Extracted data:
════════════════════

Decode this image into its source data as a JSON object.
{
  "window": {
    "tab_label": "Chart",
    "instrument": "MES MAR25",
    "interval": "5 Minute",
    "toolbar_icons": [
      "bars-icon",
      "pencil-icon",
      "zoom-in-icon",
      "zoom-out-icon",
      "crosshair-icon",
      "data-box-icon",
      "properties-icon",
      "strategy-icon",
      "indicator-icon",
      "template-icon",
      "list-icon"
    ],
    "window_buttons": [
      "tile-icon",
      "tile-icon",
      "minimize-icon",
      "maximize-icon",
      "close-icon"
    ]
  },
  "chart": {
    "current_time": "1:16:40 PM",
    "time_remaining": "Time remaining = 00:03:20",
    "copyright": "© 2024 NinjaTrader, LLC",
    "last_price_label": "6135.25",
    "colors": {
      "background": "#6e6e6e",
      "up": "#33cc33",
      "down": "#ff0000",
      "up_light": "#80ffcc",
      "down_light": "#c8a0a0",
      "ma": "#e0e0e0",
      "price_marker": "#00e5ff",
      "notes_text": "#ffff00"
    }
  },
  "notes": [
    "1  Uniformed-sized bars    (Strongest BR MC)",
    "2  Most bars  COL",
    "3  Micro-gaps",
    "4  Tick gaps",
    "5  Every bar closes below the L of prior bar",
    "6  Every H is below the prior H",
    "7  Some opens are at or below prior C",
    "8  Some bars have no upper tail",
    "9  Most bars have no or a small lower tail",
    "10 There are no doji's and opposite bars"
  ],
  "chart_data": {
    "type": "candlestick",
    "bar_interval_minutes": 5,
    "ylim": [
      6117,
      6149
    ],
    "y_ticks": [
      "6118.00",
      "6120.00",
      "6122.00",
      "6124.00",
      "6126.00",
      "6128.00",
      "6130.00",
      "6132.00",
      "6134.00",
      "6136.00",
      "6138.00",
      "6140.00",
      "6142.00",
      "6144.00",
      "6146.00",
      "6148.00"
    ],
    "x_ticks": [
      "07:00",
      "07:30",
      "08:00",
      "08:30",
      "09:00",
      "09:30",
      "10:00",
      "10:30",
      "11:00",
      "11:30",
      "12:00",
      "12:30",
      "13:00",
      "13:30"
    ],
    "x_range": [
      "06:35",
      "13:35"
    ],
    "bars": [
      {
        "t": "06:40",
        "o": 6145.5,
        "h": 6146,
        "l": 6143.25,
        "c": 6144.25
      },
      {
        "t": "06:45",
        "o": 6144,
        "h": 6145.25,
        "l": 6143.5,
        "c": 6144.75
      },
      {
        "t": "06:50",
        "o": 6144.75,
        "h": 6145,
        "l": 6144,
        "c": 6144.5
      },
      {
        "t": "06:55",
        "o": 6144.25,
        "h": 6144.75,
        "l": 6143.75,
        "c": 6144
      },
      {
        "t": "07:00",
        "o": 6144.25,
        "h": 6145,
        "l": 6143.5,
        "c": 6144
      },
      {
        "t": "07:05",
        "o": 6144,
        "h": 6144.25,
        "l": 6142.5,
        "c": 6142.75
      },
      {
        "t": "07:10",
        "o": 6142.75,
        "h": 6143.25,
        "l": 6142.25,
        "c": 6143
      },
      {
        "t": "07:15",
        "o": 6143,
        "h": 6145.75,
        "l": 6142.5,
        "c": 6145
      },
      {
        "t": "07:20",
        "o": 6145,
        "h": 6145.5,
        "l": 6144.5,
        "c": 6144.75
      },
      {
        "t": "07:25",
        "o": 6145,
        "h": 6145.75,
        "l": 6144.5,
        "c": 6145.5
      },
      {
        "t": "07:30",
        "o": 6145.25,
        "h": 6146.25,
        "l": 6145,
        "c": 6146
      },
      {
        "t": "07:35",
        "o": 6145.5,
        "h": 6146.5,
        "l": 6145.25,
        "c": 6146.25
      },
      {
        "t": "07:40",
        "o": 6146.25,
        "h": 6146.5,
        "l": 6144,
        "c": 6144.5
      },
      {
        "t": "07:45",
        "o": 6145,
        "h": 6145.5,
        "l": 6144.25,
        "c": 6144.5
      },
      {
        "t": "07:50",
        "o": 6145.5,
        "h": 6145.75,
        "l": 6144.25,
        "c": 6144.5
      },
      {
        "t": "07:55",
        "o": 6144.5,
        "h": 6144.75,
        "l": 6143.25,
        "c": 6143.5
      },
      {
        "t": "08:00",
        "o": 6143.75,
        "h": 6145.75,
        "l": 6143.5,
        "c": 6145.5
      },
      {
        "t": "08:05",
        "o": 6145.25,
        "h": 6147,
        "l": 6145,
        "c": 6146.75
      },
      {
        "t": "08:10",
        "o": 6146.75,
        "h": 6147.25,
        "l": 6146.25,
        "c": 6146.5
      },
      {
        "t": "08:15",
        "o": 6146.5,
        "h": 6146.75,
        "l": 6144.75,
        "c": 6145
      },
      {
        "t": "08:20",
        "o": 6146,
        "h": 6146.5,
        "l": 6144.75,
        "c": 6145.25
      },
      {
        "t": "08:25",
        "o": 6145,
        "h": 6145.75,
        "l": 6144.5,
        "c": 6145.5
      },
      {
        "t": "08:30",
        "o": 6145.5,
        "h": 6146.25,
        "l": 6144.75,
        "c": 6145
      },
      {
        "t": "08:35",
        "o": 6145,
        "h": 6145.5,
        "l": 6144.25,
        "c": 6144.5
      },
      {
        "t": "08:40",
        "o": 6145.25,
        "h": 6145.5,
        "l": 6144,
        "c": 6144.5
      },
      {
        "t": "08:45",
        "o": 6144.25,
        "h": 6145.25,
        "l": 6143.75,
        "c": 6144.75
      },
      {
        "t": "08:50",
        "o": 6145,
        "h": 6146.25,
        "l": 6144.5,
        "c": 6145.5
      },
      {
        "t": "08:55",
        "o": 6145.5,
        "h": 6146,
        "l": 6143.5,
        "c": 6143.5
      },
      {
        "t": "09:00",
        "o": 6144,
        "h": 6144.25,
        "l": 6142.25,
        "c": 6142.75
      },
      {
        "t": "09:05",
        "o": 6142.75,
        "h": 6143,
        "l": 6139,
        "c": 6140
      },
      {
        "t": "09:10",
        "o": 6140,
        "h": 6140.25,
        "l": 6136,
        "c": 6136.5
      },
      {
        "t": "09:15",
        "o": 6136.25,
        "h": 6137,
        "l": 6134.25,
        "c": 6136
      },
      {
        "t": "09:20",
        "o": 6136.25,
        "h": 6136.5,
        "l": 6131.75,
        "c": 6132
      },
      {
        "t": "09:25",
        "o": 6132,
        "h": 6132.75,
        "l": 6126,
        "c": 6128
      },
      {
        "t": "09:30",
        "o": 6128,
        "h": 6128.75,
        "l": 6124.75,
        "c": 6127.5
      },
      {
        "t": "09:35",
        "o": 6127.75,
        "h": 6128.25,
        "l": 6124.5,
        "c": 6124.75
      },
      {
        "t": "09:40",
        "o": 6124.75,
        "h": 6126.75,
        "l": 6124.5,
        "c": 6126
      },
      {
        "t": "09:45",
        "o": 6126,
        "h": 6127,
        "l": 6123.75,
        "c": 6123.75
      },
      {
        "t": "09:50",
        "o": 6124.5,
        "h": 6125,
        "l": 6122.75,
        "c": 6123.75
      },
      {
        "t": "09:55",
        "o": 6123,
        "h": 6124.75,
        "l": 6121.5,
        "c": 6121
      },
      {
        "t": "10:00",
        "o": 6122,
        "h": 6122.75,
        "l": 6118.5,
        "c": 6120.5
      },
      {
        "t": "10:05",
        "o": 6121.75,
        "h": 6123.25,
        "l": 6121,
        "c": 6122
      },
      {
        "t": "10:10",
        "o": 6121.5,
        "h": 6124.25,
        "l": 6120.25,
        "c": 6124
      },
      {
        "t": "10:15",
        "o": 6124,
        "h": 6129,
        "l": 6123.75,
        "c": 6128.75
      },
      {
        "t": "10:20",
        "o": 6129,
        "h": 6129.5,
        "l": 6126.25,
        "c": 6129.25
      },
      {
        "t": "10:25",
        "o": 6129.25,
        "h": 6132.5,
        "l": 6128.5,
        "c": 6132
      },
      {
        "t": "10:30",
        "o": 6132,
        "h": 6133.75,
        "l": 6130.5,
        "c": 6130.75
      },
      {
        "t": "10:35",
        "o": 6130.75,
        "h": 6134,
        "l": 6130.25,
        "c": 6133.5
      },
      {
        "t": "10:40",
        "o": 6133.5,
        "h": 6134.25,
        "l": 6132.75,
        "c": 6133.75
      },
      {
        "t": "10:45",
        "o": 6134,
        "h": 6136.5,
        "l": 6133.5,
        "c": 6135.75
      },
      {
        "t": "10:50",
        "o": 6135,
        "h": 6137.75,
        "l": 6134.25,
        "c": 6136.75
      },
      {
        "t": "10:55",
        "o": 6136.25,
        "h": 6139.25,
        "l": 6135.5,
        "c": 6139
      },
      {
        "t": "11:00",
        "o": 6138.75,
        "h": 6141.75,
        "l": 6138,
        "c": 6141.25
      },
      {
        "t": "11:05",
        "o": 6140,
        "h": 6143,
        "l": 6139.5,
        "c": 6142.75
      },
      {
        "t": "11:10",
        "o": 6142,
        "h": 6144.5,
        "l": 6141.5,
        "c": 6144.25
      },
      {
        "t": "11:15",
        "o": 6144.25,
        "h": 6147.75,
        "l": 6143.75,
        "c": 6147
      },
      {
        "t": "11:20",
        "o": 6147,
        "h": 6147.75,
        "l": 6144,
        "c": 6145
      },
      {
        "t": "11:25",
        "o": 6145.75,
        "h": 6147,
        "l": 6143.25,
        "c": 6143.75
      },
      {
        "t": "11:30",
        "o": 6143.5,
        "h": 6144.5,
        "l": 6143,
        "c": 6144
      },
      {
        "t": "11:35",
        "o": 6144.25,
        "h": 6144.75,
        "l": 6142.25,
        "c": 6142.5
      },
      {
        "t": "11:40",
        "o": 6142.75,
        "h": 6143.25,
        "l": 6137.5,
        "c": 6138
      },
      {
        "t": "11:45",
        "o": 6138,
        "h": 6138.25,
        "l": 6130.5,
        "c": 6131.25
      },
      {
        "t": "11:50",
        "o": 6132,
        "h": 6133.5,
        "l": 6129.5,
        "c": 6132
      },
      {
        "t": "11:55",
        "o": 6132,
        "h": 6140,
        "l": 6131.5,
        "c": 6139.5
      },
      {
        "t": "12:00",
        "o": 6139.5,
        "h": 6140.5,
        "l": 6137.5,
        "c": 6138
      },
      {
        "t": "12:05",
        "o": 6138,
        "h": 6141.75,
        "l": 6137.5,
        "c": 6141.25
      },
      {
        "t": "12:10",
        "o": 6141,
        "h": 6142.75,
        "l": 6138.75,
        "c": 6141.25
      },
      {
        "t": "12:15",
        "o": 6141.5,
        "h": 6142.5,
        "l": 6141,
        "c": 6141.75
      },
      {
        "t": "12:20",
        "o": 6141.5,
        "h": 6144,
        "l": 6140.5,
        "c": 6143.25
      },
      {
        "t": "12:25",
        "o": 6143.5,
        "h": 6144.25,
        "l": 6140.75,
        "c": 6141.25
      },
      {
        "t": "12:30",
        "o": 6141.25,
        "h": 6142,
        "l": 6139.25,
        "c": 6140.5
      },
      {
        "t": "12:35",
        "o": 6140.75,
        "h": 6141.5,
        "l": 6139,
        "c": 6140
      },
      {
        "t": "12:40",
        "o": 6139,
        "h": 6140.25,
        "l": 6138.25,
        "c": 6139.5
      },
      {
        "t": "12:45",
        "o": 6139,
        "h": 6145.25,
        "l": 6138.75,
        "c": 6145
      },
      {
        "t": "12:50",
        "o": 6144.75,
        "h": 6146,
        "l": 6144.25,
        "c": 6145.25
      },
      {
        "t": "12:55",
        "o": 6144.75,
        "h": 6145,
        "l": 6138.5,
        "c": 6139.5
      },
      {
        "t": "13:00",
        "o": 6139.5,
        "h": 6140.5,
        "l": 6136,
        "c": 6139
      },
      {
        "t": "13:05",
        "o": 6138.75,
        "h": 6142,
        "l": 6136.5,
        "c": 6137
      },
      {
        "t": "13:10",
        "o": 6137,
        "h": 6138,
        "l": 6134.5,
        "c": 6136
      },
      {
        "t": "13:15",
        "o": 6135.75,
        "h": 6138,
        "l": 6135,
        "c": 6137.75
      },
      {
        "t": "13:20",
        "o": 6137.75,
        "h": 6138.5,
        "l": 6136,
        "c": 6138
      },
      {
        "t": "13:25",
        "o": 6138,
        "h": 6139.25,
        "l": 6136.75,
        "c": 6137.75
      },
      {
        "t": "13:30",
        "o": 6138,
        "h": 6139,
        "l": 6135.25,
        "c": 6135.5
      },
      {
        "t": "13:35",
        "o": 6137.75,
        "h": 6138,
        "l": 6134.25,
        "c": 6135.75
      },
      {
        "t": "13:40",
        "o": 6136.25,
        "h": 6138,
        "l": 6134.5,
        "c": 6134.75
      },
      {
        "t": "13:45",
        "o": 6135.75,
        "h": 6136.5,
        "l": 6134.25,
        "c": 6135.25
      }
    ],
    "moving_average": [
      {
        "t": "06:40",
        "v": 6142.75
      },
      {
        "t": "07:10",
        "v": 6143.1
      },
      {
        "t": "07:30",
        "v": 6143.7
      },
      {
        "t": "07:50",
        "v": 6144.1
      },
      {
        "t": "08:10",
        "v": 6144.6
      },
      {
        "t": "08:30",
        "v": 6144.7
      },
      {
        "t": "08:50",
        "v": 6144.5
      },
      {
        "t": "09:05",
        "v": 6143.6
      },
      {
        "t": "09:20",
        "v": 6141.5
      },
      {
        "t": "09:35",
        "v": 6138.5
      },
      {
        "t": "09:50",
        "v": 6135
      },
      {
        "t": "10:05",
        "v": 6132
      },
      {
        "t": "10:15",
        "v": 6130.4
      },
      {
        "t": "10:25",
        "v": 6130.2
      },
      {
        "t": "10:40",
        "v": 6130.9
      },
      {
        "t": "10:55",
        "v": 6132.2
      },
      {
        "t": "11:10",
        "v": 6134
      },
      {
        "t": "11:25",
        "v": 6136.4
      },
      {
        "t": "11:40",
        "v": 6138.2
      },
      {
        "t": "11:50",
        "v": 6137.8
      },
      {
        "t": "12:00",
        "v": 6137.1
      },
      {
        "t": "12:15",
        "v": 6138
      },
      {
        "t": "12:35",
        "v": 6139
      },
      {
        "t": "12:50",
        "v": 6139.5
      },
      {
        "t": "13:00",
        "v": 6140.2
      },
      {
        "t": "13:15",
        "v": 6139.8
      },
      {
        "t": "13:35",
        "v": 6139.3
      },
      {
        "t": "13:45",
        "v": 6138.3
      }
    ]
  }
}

════════════════════

Problem description: Tally the lines of the data that contain the string "Most" and report the total alone.

Finished task: 2